Exercise details: Every line of the listing must be reproduced as it stands. Leave the images behind.
— Start of Available data —
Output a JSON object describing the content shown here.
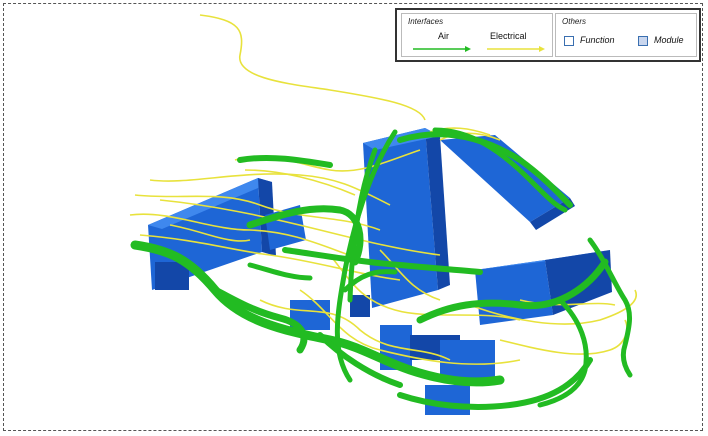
{
  "legend": {
    "interfaces_title": "Interfaces",
    "others_title": "Others",
    "items": {
      "air": "Air",
      "electrical": "Electrical",
      "function": "Function",
      "module": "Module"
    }
  },
  "colors": {
    "air": "#22bb22",
    "electrical": "#e8e23c",
    "module": "#1e66d6",
    "module_dark": "#1347a8",
    "module_light": "#3f88ee"
  }
}
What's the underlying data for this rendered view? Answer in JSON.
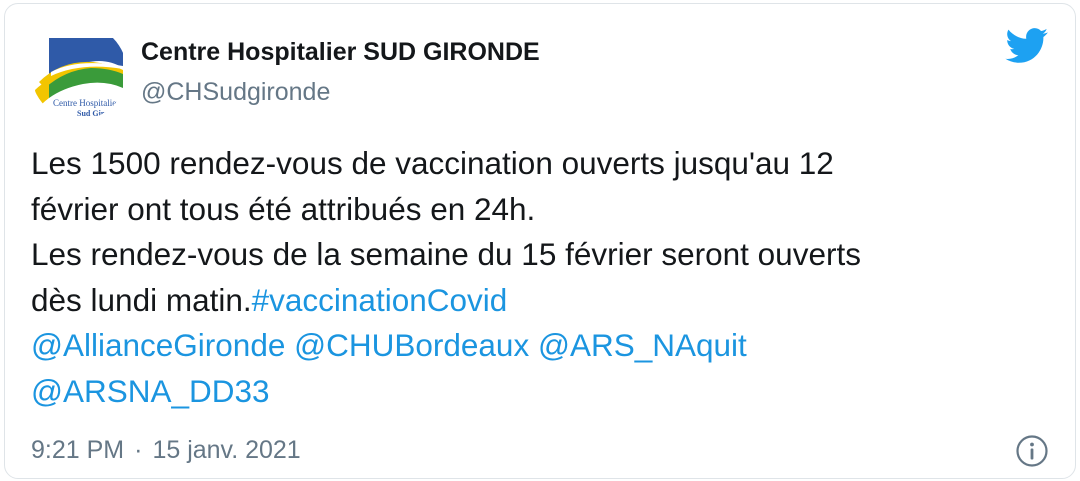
— End of Available data —
Answer in full:
Output a JSON object describing the content shown here.
{
  "legend": {
    "interfaces_title": "Interfaces",
    "others_title": "Others",
    "items": {
      "air": "Air",
      "electrical": "Electrical",
      "function": "Function",
      "module": "Module"
    }
  },
  "colors": {
    "air": "#22bb22",
    "electrical": "#e8e23c",
    "module": "#1e66d6",
    "module_dark": "#1347a8",
    "module_light": "#3f88ee"
  }
}
What's the underlying data for this rendered view? Answer in JSON.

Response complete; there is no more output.